TASK REQUIREMENTS – Leave out every picture, then transcribe the rest of the listing exactly.

Stored data:
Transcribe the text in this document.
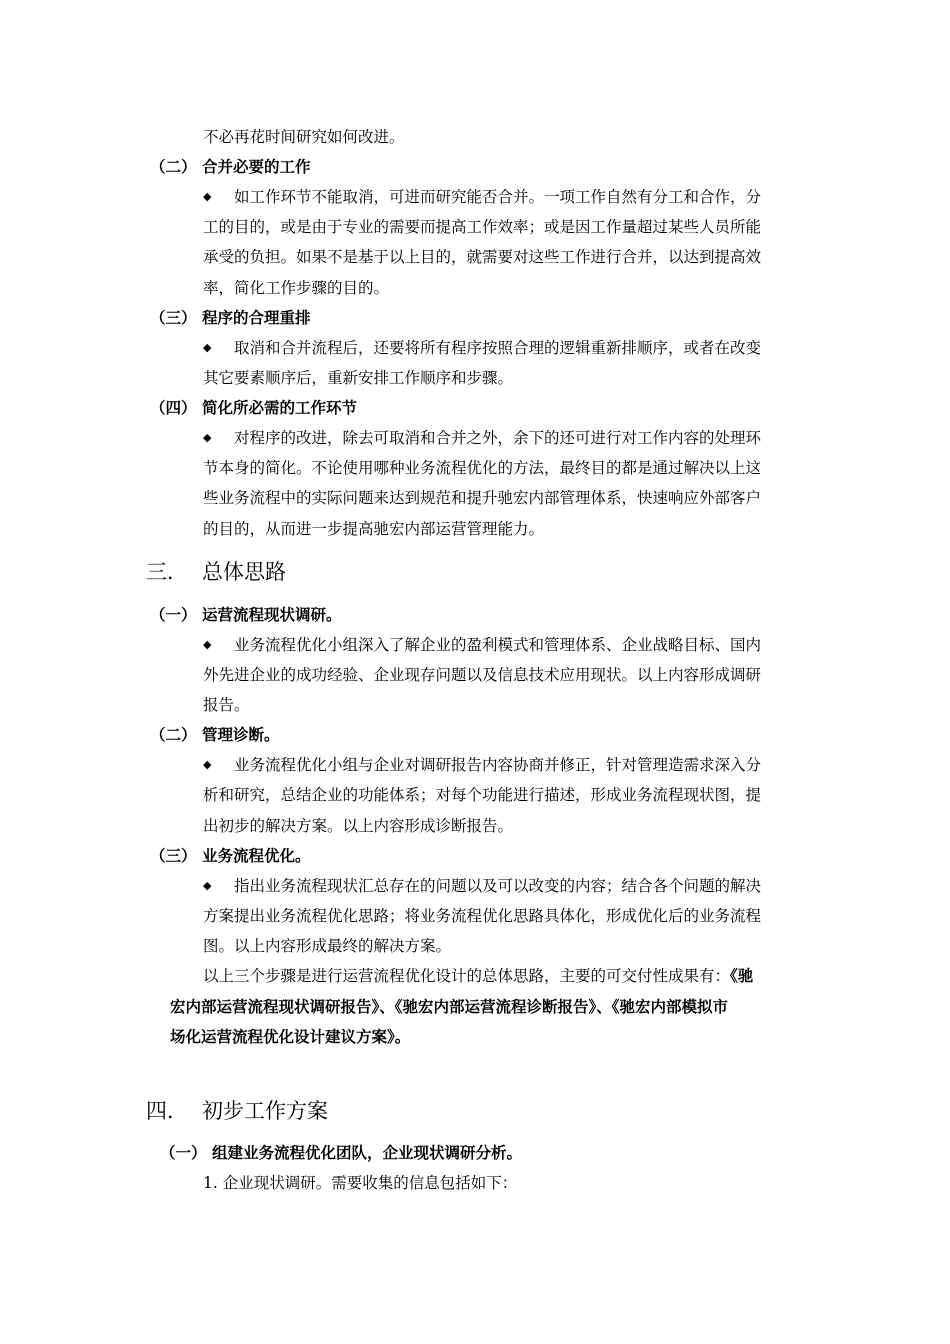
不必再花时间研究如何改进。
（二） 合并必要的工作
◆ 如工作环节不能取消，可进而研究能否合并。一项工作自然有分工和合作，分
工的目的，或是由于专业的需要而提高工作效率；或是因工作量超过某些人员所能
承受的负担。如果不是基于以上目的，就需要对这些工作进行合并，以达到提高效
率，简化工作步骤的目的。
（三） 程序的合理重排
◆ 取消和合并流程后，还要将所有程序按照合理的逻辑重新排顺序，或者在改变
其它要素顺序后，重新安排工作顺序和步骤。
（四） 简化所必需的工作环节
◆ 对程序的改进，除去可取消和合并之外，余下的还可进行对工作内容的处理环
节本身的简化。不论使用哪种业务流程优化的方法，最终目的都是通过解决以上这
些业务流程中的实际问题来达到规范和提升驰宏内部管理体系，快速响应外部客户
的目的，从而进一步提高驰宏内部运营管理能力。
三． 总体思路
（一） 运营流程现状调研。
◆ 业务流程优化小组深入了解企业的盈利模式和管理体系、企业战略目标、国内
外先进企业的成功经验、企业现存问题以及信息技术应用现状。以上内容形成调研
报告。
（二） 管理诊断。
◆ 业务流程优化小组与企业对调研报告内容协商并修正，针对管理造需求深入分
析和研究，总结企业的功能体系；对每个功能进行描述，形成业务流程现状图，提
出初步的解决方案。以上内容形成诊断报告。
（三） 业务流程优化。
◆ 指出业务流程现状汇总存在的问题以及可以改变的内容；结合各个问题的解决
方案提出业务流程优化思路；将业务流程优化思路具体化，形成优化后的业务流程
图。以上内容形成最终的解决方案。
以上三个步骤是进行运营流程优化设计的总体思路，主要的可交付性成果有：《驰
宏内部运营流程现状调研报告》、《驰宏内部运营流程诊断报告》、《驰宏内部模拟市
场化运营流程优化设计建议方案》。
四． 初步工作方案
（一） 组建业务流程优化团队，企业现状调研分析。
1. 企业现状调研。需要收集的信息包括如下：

EXERCISE OUTPUT –
Transcribe the text in this document.
不必再花时间研究如何改进。
（二） 合并必要的工作
◆ 如工作环节不能取消，可进而研究能否合并。一项工作自然有分工和合作，分
工的目的，或是由于专业的需要而提高工作效率；或是因工作量超过某些人员所能
承受的负担。如果不是基于以上目的，就需要对这些工作进行合并，以达到提高效
率，简化工作步骤的目的。
（三） 程序的合理重排
◆ 取消和合并流程后，还要将所有程序按照合理的逻辑重新排顺序，或者在改变
其它要素顺序后，重新安排工作顺序和步骤。
（四） 简化所必需的工作环节
◆ 对程序的改进，除去可取消和合并之外，余下的还可进行对工作内容的处理环
节本身的简化。不论使用哪种业务流程优化的方法，最终目的都是通过解决以上这
些业务流程中的实际问题来达到规范和提升驰宏内部管理体系，快速响应外部客户
的目的，从而进一步提高驰宏内部运营管理能力。
三． 总体思路
（一） 运营流程现状调研。
◆ 业务流程优化小组深入了解企业的盈利模式和管理体系、企业战略目标、国内
外先进企业的成功经验、企业现存问题以及信息技术应用现状。以上内容形成调研
报告。
（二） 管理诊断。
◆ 业务流程优化小组与企业对调研报告内容协商并修正，针对管理造需求深入分
析和研究，总结企业的功能体系；对每个功能进行描述，形成业务流程现状图，提
出初步的解决方案。以上内容形成诊断报告。
（三） 业务流程优化。
◆ 指出业务流程现状汇总存在的问题以及可以改变的内容；结合各个问题的解决
方案提出业务流程优化思路；将业务流程优化思路具体化，形成优化后的业务流程
图。以上内容形成最终的解决方案。
以上三个步骤是进行运营流程优化设计的总体思路，主要的可交付性成果有：《驰
宏内部运营流程现状调研报告》、《驰宏内部运营流程诊断报告》、《驰宏内部模拟市
场化运营流程优化设计建议方案》。
四． 初步工作方案
（一） 组建业务流程优化团队，企业现状调研分析。
1. 企业现状调研。需要收集的信息包括如下：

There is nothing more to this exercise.